[THE REQUEST]: Copy each of the following items line by line, keeping every character unchanged.

[RECORDS SHOWN]:
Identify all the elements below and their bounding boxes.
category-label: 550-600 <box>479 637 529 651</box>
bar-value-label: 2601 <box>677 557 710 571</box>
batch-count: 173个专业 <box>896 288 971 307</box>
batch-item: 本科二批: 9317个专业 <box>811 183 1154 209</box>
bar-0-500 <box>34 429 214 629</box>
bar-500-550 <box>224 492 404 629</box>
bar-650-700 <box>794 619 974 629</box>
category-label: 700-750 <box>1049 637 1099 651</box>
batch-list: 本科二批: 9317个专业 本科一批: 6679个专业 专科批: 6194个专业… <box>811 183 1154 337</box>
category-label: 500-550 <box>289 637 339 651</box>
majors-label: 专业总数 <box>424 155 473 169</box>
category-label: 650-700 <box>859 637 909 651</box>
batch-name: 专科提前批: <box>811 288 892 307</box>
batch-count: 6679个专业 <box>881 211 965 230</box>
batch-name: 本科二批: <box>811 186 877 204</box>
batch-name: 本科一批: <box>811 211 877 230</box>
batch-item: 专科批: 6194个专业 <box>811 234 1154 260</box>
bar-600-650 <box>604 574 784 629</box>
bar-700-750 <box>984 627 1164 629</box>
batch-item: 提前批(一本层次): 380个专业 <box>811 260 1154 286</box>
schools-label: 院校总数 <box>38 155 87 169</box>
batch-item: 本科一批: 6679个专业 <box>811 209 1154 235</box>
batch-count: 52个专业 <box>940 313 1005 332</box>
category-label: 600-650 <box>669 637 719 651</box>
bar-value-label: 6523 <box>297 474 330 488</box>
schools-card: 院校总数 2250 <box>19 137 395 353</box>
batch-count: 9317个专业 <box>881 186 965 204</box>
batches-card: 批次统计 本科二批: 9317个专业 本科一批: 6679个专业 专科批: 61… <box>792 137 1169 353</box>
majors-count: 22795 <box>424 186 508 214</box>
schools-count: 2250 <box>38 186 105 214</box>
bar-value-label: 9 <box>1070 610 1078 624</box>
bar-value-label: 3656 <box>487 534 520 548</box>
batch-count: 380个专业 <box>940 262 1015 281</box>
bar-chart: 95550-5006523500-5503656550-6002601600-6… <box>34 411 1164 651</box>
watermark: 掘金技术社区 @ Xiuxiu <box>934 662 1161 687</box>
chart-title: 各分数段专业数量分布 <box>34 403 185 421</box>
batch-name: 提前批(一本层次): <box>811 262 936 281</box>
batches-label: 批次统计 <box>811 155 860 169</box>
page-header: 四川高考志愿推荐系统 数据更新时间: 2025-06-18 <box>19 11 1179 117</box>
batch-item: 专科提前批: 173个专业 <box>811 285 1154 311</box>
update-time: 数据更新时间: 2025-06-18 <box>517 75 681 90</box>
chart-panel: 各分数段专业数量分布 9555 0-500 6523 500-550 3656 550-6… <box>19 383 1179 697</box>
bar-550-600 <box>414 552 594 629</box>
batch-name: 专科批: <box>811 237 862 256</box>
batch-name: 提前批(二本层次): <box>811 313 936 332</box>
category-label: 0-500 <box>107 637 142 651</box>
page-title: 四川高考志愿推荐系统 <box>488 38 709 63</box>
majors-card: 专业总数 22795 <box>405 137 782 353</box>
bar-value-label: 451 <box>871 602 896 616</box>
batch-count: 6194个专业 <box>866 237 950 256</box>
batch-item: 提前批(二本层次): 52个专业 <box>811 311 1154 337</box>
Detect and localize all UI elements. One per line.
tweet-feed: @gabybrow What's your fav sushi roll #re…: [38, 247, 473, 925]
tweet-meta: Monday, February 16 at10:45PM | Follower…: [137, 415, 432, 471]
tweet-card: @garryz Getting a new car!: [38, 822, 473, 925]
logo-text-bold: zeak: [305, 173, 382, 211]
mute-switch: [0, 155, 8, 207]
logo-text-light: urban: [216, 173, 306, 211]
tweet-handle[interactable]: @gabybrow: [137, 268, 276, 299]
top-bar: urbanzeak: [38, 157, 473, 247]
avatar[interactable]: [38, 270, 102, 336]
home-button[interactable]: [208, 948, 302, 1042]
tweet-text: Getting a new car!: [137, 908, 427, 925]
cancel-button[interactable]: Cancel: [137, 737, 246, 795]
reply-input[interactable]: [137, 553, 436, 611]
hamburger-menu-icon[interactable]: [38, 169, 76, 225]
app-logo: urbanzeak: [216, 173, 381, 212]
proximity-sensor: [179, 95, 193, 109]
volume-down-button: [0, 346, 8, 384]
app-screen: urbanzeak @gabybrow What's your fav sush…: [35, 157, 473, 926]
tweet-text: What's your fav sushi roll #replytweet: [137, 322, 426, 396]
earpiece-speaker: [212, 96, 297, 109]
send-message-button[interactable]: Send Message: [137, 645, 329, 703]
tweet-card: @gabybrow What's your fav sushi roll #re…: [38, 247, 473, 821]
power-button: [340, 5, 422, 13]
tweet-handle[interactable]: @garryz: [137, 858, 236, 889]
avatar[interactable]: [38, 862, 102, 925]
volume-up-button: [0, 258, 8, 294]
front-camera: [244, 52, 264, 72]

[RESPONSE BELOW]:
Identify all the elements below and their bounding boxes.
category-label: 550-600 <box>479 637 529 651</box>
bar-value-label: 2601 <box>677 557 710 571</box>
batch-count: 173个专业 <box>896 288 971 307</box>
batch-item: 本科二批: 9317个专业 <box>811 183 1154 209</box>
bar-0-500 <box>34 429 214 629</box>
bar-500-550 <box>224 492 404 629</box>
bar-650-700 <box>794 619 974 629</box>
category-label: 700-750 <box>1049 637 1099 651</box>
batch-list: 本科二批: 9317个专业 本科一批: 6679个专业 专科批: 6194个专业… <box>811 183 1154 337</box>
category-label: 500-550 <box>289 637 339 651</box>
majors-label: 专业总数 <box>424 155 473 169</box>
category-label: 650-700 <box>859 637 909 651</box>
batch-name: 专科提前批: <box>811 288 892 307</box>
batch-count: 6679个专业 <box>881 211 965 230</box>
batch-name: 本科二批: <box>811 186 877 204</box>
batch-name: 本科一批: <box>811 211 877 230</box>
batch-item: 专科批: 6194个专业 <box>811 234 1154 260</box>
bar-600-650 <box>604 574 784 629</box>
bar-700-750 <box>984 627 1164 629</box>
batch-item: 提前批(一本层次): 380个专业 <box>811 260 1154 286</box>
schools-label: 院校总数 <box>38 155 87 169</box>
batch-item: 本科一批: 6679个专业 <box>811 209 1154 235</box>
batch-count: 52个专业 <box>940 313 1005 332</box>
category-label: 600-650 <box>669 637 719 651</box>
bar-value-label: 6523 <box>297 474 330 488</box>
schools-card: 院校总数 2250 <box>19 137 395 353</box>
batch-count: 9317个专业 <box>881 186 965 204</box>
batches-card: 批次统计 本科二批: 9317个专业 本科一批: 6679个专业 专科批: 61… <box>792 137 1169 353</box>
majors-count: 22795 <box>424 186 508 214</box>
schools-count: 2250 <box>38 186 105 214</box>
bar-value-label: 9 <box>1070 610 1078 624</box>
bar-value-label: 3656 <box>487 534 520 548</box>
batch-count: 380个专业 <box>940 262 1015 281</box>
bar-chart: 95550-5006523500-5503656550-6002601600-6… <box>34 411 1164 651</box>
watermark: 掘金技术社区 @ Xiuxiu <box>934 662 1161 687</box>
chart-title: 各分数段专业数量分布 <box>34 403 185 421</box>
batch-name: 提前批(一本层次): <box>811 262 936 281</box>
batches-label: 批次统计 <box>811 155 860 169</box>
page-header: 四川高考志愿推荐系统 数据更新时间: 2025-06-18 <box>19 11 1179 117</box>
batch-item: 专科提前批: 173个专业 <box>811 285 1154 311</box>
update-time: 数据更新时间: 2025-06-18 <box>517 75 681 90</box>
chart-panel: 各分数段专业数量分布 9555 0-500 6523 500-550 3656 550-6… <box>19 383 1179 697</box>
bar-550-600 <box>414 552 594 629</box>
batch-name: 专科批: <box>811 237 862 256</box>
batch-name: 提前批(二本层次): <box>811 313 936 332</box>
category-label: 0-500 <box>107 637 142 651</box>
page-title: 四川高考志愿推荐系统 <box>488 38 709 63</box>
majors-card: 专业总数 22795 <box>405 137 782 353</box>
bar-value-label: 451 <box>871 602 896 616</box>
batch-count: 6194个专业 <box>866 237 950 256</box>
batch-item: 提前批(二本层次): 52个专业 <box>811 311 1154 337</box>
Detect and localize all UI elements. One per line.
tweet-feed: @gabybrow What's your fav sushi roll #re…: [38, 247, 473, 925]
tweet-meta: Monday, February 16 at10:45PM | Follower…: [137, 415, 432, 471]
tweet-card: @garryz Getting a new car!: [38, 822, 473, 925]
logo-text-bold: zeak: [305, 173, 382, 211]
mute-switch: [0, 155, 8, 207]
logo-text-light: urban: [216, 173, 306, 211]
tweet-handle[interactable]: @gabybrow: [137, 268, 276, 299]
top-bar: urbanzeak: [38, 157, 473, 247]
avatar[interactable]: [38, 270, 102, 336]
home-button[interactable]: [208, 948, 302, 1042]
tweet-text: Getting a new car!: [137, 908, 427, 925]
cancel-button[interactable]: Cancel: [137, 737, 246, 795]
reply-input[interactable]: [137, 553, 436, 611]
hamburger-menu-icon[interactable]: [38, 169, 76, 225]
app-logo: urbanzeak: [216, 173, 381, 212]
proximity-sensor: [179, 95, 193, 109]
volume-down-button: [0, 346, 8, 384]
app-screen: urbanzeak @gabybrow What's your fav sush…: [35, 157, 473, 926]
tweet-text: What's your fav sushi roll #replytweet: [137, 322, 426, 396]
earpiece-speaker: [212, 96, 297, 109]
send-message-button[interactable]: Send Message: [137, 645, 329, 703]
tweet-card: @gabybrow What's your fav sushi roll #re…: [38, 247, 473, 821]
power-button: [340, 5, 422, 13]
tweet-handle[interactable]: @garryz: [137, 858, 236, 889]
avatar[interactable]: [38, 862, 102, 925]
volume-up-button: [0, 258, 8, 294]
front-camera: [244, 52, 264, 72]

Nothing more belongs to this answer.